Data items:
* BEGIN *
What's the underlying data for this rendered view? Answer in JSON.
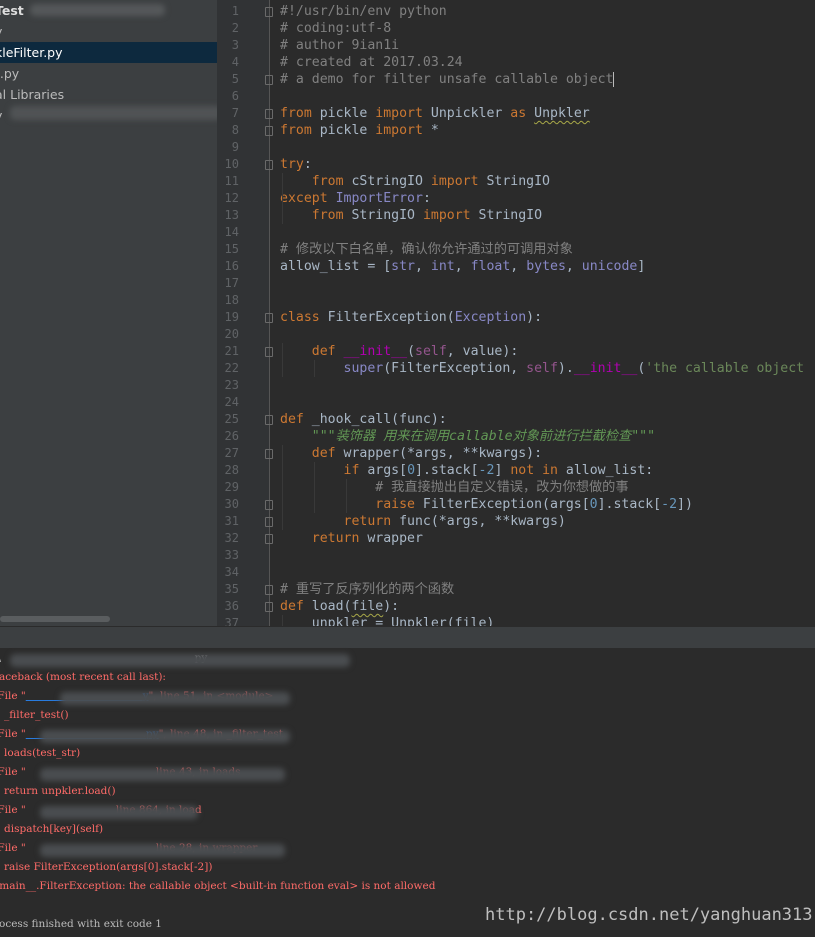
{
  "sidebar": {
    "items": [
      {
        "label": "Test",
        "selected": false,
        "bold": true
      },
      {
        "label": "y",
        "selected": false
      },
      {
        "label": "kleFilter.py",
        "selected": true
      },
      {
        "label": "t.py",
        "selected": false
      },
      {
        "label": "al Libraries",
        "selected": false
      },
      {
        "label": "y",
        "selected": false
      }
    ]
  },
  "editor": {
    "line_numbers": [
      "1",
      "2",
      "3",
      "4",
      "5",
      "6",
      "7",
      "8",
      "9",
      "10",
      "11",
      "12",
      "13",
      "14",
      "15",
      "16",
      "17",
      "18",
      "19",
      "20",
      "21",
      "22",
      "23",
      "24",
      "25",
      "26",
      "27",
      "28",
      "29",
      "30",
      "31",
      "32",
      "33",
      "34",
      "35",
      "36",
      "37"
    ],
    "lines": [
      [
        {
          "t": "#!/usr/bin/env python",
          "c": "cm"
        }
      ],
      [
        {
          "t": "# coding:utf-8",
          "c": "cm"
        }
      ],
      [
        {
          "t": "# author 9ian1i",
          "c": "cm"
        }
      ],
      [
        {
          "t": "# created at 2017.03.24",
          "c": "cm"
        }
      ],
      [
        {
          "t": "# a demo for filter unsafe callable object",
          "c": "cm"
        }
      ],
      [],
      [
        {
          "t": "from",
          "c": "kw"
        },
        {
          "t": " pickle "
        },
        {
          "t": "import",
          "c": "kw"
        },
        {
          "t": " Unpickler "
        },
        {
          "t": "as",
          "c": "kw"
        },
        {
          "t": " "
        },
        {
          "t": "Unpkler",
          "c": "wavy"
        }
      ],
      [
        {
          "t": "from",
          "c": "kw"
        },
        {
          "t": " pickle "
        },
        {
          "t": "import",
          "c": "kw"
        },
        {
          "t": " *"
        }
      ],
      [],
      [
        {
          "t": "try",
          "c": "kw"
        },
        {
          "t": ":"
        }
      ],
      [
        {
          "t": "    "
        },
        {
          "t": "from",
          "c": "kw"
        },
        {
          "t": " cStringIO "
        },
        {
          "t": "import",
          "c": "kw"
        },
        {
          "t": " StringIO"
        }
      ],
      [
        {
          "t": "except",
          "c": "kw"
        },
        {
          "t": " "
        },
        {
          "t": "ImportError",
          "c": "bi"
        },
        {
          "t": ":"
        }
      ],
      [
        {
          "t": "    "
        },
        {
          "t": "from",
          "c": "kw"
        },
        {
          "t": " StringIO "
        },
        {
          "t": "import",
          "c": "kw"
        },
        {
          "t": " StringIO"
        }
      ],
      [],
      [
        {
          "t": "# 修改以下白名单，确认你允许通过的可调用对象",
          "c": "cm"
        }
      ],
      [
        {
          "t": "allow_list = ["
        },
        {
          "t": "str",
          "c": "bi"
        },
        {
          "t": ", "
        },
        {
          "t": "int",
          "c": "bi"
        },
        {
          "t": ", "
        },
        {
          "t": "float",
          "c": "bi"
        },
        {
          "t": ", "
        },
        {
          "t": "bytes",
          "c": "bi"
        },
        {
          "t": ", "
        },
        {
          "t": "unicode",
          "c": "bi"
        },
        {
          "t": "]"
        }
      ],
      [],
      [],
      [
        {
          "t": "class",
          "c": "kw"
        },
        {
          "t": " FilterException("
        },
        {
          "t": "Exception",
          "c": "bi"
        },
        {
          "t": "):"
        }
      ],
      [],
      [
        {
          "t": "    "
        },
        {
          "t": "def",
          "c": "kw"
        },
        {
          "t": " "
        },
        {
          "t": "__init__",
          "c": "magic"
        },
        {
          "t": "("
        },
        {
          "t": "self",
          "c": "self"
        },
        {
          "t": ", value):"
        }
      ],
      [
        {
          "t": "        "
        },
        {
          "t": "super",
          "c": "bi"
        },
        {
          "t": "(FilterException, "
        },
        {
          "t": "self",
          "c": "self"
        },
        {
          "t": ")."
        },
        {
          "t": "__init__",
          "c": "magic"
        },
        {
          "t": "("
        },
        {
          "t": "'the callable object",
          "c": "str"
        }
      ],
      [],
      [],
      [
        {
          "t": "def",
          "c": "kw"
        },
        {
          "t": " _hook_call(func):"
        }
      ],
      [
        {
          "t": "    "
        },
        {
          "t": "\"\"\"装饰器 用来在调用callable对象前进行拦截检查\"\"\"",
          "c": "doc"
        }
      ],
      [
        {
          "t": "    "
        },
        {
          "t": "def",
          "c": "kw"
        },
        {
          "t": " wrapper(*args, **kwargs):"
        }
      ],
      [
        {
          "t": "        "
        },
        {
          "t": "if",
          "c": "kw"
        },
        {
          "t": " args["
        },
        {
          "t": "0",
          "c": "num"
        },
        {
          "t": "].stack["
        },
        {
          "t": "-2",
          "c": "num"
        },
        {
          "t": "] "
        },
        {
          "t": "not in",
          "c": "kw"
        },
        {
          "t": " allow_list:"
        }
      ],
      [
        {
          "t": "            "
        },
        {
          "t": "# 我直接抛出自定义错误，改为你想做的事",
          "c": "cm"
        }
      ],
      [
        {
          "t": "            "
        },
        {
          "t": "raise",
          "c": "kw"
        },
        {
          "t": " FilterException(args["
        },
        {
          "t": "0",
          "c": "num"
        },
        {
          "t": "].stack["
        },
        {
          "t": "-2",
          "c": "num"
        },
        {
          "t": "])"
        }
      ],
      [
        {
          "t": "        "
        },
        {
          "t": "return",
          "c": "kw"
        },
        {
          "t": " func(*args, **kwargs)"
        }
      ],
      [
        {
          "t": "    "
        },
        {
          "t": "return",
          "c": "kw"
        },
        {
          "t": " wrapper"
        }
      ],
      [],
      [],
      [
        {
          "t": "# 重写了反序列化的两个函数",
          "c": "cm"
        }
      ],
      [
        {
          "t": "def",
          "c": "kw"
        },
        {
          "t": " load("
        },
        {
          "t": "file",
          "c": "wavy"
        },
        {
          "t": "):"
        }
      ],
      [
        {
          "t": "    unpkler = Unpkler(file)"
        }
      ]
    ]
  },
  "console": {
    "lines": [
      [
        {
          "t": ":\\",
          "c": "plain"
        },
        {
          "t": "                                                          py",
          "c": "plain"
        }
      ],
      [
        {
          "t": "raceback (most recent call last):",
          "c": "err"
        }
      ],
      [
        {
          "t": " File \"",
          "c": "err"
        },
        {
          "t": "                                   ",
          "c": "lnk"
        },
        {
          "t": "y",
          "c": "lnk"
        },
        {
          "t": "\", line 51, in <module>",
          "c": "err"
        }
      ],
      [
        {
          "t": "   _filter_test()",
          "c": "err"
        }
      ],
      [
        {
          "t": " File \"",
          "c": "err"
        },
        {
          "t": "                                   ",
          "c": "lnk"
        },
        {
          "t": ".py",
          "c": "lnk"
        },
        {
          "t": "\", line 48, in _filter_test",
          "c": "err"
        }
      ],
      [
        {
          "t": "   loads(test_str)",
          "c": "err"
        }
      ],
      [
        {
          "t": " File \"",
          "c": "err"
        },
        {
          "t": "                                      ",
          "c": "plain"
        },
        {
          "t": " line 43, in loads",
          "c": "err"
        }
      ],
      [
        {
          "t": "   return unpkler.load()",
          "c": "err"
        }
      ],
      [
        {
          "t": " File \"",
          "c": "err"
        },
        {
          "t": "                          ",
          "c": "plain"
        },
        {
          "t": " line 864, in load",
          "c": "err"
        }
      ],
      [
        {
          "t": "   dispatch[key](self)",
          "c": "err"
        }
      ],
      [
        {
          "t": " File \"",
          "c": "err"
        },
        {
          "t": "                                      ",
          "c": "plain"
        },
        {
          "t": " line 28, in wrapper",
          "c": "err"
        }
      ],
      [
        {
          "t": "   raise FilterException(args[0].stack[-2])",
          "c": "err"
        }
      ],
      [
        {
          "t": "_main__.FilterException: the callable object <built-in function eval> is not allowed",
          "c": "err"
        }
      ],
      [],
      [
        {
          "t": "rocess finished with exit code 1",
          "c": "plain"
        }
      ]
    ]
  },
  "watermark": "http://blog.csdn.net/yanghuan313"
}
* END *
▶ WHAT YOU NEED TO DO
In the entries above, find lines with "kwargs" and copy each.

▶ THE REPLY
          "t": " wrapper(*args, **kwargs):"
          "t": " func(*args, **kwargs)"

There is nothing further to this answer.